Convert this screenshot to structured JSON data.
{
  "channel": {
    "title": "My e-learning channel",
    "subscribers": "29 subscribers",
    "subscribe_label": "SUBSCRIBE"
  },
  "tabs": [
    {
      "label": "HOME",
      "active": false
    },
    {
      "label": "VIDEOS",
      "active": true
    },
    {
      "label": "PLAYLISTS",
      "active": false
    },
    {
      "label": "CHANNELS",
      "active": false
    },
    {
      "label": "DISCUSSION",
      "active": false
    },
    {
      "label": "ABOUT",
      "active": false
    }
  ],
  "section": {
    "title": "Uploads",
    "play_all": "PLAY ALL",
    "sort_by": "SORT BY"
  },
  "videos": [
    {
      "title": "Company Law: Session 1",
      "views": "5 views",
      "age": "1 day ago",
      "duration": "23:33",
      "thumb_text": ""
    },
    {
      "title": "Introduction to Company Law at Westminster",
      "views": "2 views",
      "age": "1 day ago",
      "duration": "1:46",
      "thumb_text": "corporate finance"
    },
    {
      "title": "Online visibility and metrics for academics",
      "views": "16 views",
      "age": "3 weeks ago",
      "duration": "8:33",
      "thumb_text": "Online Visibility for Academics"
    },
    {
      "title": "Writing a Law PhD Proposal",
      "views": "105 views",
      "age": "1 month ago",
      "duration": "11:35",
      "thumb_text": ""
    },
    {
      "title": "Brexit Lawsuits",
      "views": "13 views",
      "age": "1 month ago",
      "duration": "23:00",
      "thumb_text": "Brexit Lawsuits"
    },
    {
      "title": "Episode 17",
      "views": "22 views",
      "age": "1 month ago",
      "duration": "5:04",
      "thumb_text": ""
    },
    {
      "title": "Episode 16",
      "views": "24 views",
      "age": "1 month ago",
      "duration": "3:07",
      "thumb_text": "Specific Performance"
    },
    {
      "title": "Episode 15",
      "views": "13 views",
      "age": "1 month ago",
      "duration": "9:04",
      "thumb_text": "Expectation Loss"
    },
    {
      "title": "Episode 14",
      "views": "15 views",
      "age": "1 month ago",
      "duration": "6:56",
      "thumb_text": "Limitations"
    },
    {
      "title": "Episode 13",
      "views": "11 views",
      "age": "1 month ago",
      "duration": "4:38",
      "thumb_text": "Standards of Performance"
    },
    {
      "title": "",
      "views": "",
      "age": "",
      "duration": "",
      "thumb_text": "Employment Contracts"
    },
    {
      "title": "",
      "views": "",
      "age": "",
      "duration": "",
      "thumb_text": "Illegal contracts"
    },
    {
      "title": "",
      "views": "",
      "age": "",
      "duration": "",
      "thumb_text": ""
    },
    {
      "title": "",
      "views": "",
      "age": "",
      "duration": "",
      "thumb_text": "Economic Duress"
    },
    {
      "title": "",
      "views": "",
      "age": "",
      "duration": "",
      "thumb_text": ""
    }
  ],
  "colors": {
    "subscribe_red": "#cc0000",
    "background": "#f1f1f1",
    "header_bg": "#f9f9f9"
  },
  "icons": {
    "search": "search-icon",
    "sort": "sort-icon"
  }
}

________________________

Repeat each record exactly. Omit nothing.

SOLUTION TO THIS TASK ::
Convert this screenshot to structured JSON data.
{
  "channel": {
    "title": "My e-learning channel",
    "subscribers": "29 subscribers",
    "subscribe_label": "SUBSCRIBE"
  },
  "tabs": [
    {
      "label": "HOME",
      "active": false
    },
    {
      "label": "VIDEOS",
      "active": true
    },
    {
      "label": "PLAYLISTS",
      "active": false
    },
    {
      "label": "CHANNELS",
      "active": false
    },
    {
      "label": "DISCUSSION",
      "active": false
    },
    {
      "label": "ABOUT",
      "active": false
    }
  ],
  "section": {
    "title": "Uploads",
    "play_all": "PLAY ALL",
    "sort_by": "SORT BY"
  },
  "videos": [
    {
      "title": "Company Law: Session 1",
      "views": "5 views",
      "age": "1 day ago",
      "duration": "23:33",
      "thumb_text": ""
    },
    {
      "title": "Introduction to Company Law at Westminster",
      "views": "2 views",
      "age": "1 day ago",
      "duration": "1:46",
      "thumb_text": "corporate finance"
    },
    {
      "title": "Online visibility and metrics for academics",
      "views": "16 views",
      "age": "3 weeks ago",
      "duration": "8:33",
      "thumb_text": "Online Visibility for Academics"
    },
    {
      "title": "Writing a Law PhD Proposal",
      "views": "105 views",
      "age": "1 month ago",
      "duration": "11:35",
      "thumb_text": ""
    },
    {
      "title": "Brexit Lawsuits",
      "views": "13 views",
      "age": "1 month ago",
      "duration": "23:00",
      "thumb_text": "Brexit Lawsuits"
    },
    {
      "title": "Episode 17",
      "views": "22 views",
      "age": "1 month ago",
      "duration": "5:04",
      "thumb_text": ""
    },
    {
      "title": "Episode 16",
      "views": "24 views",
      "age": "1 month ago",
      "duration": "3:07",
      "thumb_text": "Specific Performance"
    },
    {
      "title": "Episode 15",
      "views": "13 views",
      "age": "1 month ago",
      "duration": "9:04",
      "thumb_text": "Expectation Loss"
    },
    {
      "title": "Episode 14",
      "views": "15 views",
      "age": "1 month ago",
      "duration": "6:56",
      "thumb_text": "Limitations"
    },
    {
      "title": "Episode 13",
      "views": "11 views",
      "age": "1 month ago",
      "duration": "4:38",
      "thumb_text": "Standards of Performance"
    },
    {
      "title": "",
      "views": "",
      "age": "",
      "duration": "",
      "thumb_text": "Employment Contracts"
    },
    {
      "title": "",
      "views": "",
      "age": "",
      "duration": "",
      "thumb_text": "Illegal contracts"
    },
    {
      "title": "",
      "views": "",
      "age": "",
      "duration": "",
      "thumb_text": ""
    },
    {
      "title": "",
      "views": "",
      "age": "",
      "duration": "",
      "thumb_text": "Economic Duress"
    },
    {
      "title": "",
      "views": "",
      "age": "",
      "duration": "",
      "thumb_text": ""
    }
  ],
  "colors": {
    "subscribe_red": "#cc0000",
    "background": "#f1f1f1",
    "header_bg": "#f9f9f9"
  },
  "icons": {
    "search": "search-icon",
    "sort": "sort-icon"
  }
}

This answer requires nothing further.